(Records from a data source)
········

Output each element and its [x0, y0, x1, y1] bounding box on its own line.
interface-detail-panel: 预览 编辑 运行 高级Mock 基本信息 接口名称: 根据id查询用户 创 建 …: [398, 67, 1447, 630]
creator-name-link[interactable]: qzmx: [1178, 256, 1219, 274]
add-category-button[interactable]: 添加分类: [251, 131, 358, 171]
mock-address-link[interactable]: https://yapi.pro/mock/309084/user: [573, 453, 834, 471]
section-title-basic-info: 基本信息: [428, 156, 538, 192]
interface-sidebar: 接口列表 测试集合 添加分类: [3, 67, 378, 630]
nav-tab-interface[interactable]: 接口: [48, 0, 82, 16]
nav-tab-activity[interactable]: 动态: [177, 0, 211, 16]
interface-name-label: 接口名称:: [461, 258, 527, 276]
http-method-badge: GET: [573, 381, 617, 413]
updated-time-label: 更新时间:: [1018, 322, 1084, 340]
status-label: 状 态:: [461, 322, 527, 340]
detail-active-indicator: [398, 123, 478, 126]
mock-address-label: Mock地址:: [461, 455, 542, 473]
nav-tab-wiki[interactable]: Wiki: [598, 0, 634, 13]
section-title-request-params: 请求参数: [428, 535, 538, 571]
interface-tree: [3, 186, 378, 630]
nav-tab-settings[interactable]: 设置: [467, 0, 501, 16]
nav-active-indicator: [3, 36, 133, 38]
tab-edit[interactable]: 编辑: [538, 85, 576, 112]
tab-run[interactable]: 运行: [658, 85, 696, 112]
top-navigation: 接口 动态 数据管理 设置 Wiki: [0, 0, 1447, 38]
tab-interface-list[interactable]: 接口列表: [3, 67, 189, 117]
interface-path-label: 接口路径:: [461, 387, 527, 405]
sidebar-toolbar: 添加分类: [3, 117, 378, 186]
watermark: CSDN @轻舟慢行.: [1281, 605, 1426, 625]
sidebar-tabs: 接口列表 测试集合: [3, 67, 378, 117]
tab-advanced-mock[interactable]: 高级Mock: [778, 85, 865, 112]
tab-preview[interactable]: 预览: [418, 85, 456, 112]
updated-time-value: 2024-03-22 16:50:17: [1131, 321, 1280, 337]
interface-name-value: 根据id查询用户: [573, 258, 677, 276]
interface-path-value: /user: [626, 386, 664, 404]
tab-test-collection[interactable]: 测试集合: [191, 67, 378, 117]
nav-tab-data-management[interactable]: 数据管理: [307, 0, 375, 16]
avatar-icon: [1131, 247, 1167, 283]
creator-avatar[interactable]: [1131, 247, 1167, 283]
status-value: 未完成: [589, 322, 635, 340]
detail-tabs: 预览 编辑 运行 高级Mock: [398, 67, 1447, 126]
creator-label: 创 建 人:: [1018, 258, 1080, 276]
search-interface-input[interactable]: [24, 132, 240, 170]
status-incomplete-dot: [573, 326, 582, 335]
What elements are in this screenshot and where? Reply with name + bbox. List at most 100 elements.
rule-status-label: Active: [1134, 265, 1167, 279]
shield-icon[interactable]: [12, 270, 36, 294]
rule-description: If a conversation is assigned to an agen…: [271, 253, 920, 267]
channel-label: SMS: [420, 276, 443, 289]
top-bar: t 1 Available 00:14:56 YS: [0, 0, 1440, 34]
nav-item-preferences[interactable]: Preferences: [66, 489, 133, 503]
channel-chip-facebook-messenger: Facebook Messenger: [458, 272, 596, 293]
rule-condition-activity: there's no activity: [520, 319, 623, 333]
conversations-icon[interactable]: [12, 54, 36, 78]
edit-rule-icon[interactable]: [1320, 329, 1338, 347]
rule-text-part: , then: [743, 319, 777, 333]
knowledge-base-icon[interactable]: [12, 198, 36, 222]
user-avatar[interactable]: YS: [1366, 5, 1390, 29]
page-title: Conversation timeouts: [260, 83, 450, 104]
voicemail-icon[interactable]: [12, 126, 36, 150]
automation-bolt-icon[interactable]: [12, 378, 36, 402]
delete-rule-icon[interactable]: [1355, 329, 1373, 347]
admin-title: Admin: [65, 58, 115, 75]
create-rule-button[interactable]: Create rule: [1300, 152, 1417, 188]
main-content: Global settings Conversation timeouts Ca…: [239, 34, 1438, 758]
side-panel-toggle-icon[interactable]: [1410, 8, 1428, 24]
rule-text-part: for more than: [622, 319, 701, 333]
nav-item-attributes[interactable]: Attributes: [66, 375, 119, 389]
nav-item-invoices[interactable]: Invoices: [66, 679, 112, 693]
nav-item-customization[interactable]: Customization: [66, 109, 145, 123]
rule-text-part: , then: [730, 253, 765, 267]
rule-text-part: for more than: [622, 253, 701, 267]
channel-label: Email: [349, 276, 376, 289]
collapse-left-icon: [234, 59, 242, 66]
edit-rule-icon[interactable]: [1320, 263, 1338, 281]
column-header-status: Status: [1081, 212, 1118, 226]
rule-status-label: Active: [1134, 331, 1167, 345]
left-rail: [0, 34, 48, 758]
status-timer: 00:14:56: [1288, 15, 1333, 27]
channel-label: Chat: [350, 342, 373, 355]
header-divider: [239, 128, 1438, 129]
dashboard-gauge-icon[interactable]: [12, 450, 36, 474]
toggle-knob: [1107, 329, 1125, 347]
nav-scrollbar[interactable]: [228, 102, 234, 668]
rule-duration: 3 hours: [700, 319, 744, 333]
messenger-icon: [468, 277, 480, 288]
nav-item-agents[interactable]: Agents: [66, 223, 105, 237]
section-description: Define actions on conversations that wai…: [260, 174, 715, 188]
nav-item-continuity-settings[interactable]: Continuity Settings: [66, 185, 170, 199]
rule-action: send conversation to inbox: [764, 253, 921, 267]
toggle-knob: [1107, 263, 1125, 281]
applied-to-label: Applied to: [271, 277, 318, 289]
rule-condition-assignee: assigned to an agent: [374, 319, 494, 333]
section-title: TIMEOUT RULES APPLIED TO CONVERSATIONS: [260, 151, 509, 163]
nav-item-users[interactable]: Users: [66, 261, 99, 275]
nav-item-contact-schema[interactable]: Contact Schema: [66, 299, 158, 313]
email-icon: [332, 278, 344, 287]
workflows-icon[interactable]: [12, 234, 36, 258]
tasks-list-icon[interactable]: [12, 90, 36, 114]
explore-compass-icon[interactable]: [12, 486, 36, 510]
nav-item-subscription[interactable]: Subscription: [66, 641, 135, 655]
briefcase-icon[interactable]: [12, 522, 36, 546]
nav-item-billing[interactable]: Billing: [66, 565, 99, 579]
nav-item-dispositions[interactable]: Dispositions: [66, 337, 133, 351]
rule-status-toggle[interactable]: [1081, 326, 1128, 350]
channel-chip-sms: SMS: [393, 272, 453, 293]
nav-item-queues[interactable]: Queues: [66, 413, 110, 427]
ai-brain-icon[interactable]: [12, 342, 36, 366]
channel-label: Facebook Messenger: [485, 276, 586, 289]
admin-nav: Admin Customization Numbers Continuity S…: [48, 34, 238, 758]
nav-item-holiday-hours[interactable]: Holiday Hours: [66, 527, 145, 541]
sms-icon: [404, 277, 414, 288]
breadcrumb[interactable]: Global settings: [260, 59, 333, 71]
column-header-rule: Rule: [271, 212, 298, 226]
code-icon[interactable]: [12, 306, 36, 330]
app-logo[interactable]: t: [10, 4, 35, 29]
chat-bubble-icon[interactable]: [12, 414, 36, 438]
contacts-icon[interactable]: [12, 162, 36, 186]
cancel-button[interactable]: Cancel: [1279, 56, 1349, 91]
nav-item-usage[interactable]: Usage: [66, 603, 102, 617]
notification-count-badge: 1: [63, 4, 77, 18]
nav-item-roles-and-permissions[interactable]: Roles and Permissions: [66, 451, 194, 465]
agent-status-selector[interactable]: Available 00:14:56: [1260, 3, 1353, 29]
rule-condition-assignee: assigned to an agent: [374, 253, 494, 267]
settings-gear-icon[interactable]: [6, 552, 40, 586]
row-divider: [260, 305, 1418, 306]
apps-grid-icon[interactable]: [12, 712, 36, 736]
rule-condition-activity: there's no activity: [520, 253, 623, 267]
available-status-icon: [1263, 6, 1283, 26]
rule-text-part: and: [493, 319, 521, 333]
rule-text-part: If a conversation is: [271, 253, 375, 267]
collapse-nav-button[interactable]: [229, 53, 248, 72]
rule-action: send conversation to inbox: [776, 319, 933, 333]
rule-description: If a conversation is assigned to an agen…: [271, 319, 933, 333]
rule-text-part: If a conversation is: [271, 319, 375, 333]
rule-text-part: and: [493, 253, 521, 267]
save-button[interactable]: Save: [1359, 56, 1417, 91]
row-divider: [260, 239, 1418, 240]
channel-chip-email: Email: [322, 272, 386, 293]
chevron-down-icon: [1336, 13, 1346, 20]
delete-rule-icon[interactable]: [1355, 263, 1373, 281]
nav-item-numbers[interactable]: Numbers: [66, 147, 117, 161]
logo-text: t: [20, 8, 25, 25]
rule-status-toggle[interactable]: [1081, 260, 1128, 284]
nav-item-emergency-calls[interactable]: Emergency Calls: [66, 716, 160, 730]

········

● Directive
Copy the listing word for word, starting at its first line and going on through the line that contains "tab-advanced-mock[interactable]: 高级Mock: [778, 85, 865, 112]".

● Written answer
Output each element and its [x0, y0, x1, y1] bounding box on its own line.
interface-detail-panel: 预览 编辑 运行 高级Mock 基本信息 接口名称: 根据id查询用户 创 建 …: [398, 67, 1447, 630]
creator-name-link[interactable]: qzmx: [1178, 256, 1219, 274]
add-category-button[interactable]: 添加分类: [251, 131, 358, 171]
mock-address-link[interactable]: https://yapi.pro/mock/309084/user: [573, 453, 834, 471]
section-title-basic-info: 基本信息: [428, 156, 538, 192]
interface-sidebar: 接口列表 测试集合 添加分类: [3, 67, 378, 630]
nav-tab-interface[interactable]: 接口: [48, 0, 82, 16]
nav-tab-activity[interactable]: 动态: [177, 0, 211, 16]
interface-name-label: 接口名称:: [461, 258, 527, 276]
http-method-badge: GET: [573, 381, 617, 413]
updated-time-label: 更新时间:: [1018, 322, 1084, 340]
status-label: 状 态:: [461, 322, 527, 340]
detail-active-indicator: [398, 123, 478, 126]
mock-address-label: Mock地址:: [461, 455, 542, 473]
nav-tab-wiki[interactable]: Wiki: [598, 0, 634, 13]
section-title-request-params: 请求参数: [428, 535, 538, 571]
interface-tree: [3, 186, 378, 630]
nav-tab-settings[interactable]: 设置: [467, 0, 501, 16]
nav-active-indicator: [3, 36, 133, 38]
tab-edit[interactable]: 编辑: [538, 85, 576, 112]
tab-run[interactable]: 运行: [658, 85, 696, 112]
top-navigation: 接口 动态 数据管理 设置 Wiki: [0, 0, 1447, 38]
tab-interface-list[interactable]: 接口列表: [3, 67, 189, 117]
interface-path-label: 接口路径:: [461, 387, 527, 405]
sidebar-toolbar: 添加分类: [3, 117, 378, 186]
watermark: CSDN @轻舟慢行.: [1281, 605, 1426, 625]
sidebar-tabs: 接口列表 测试集合: [3, 67, 378, 117]
tab-advanced-mock[interactable]: 高级Mock: [778, 85, 865, 112]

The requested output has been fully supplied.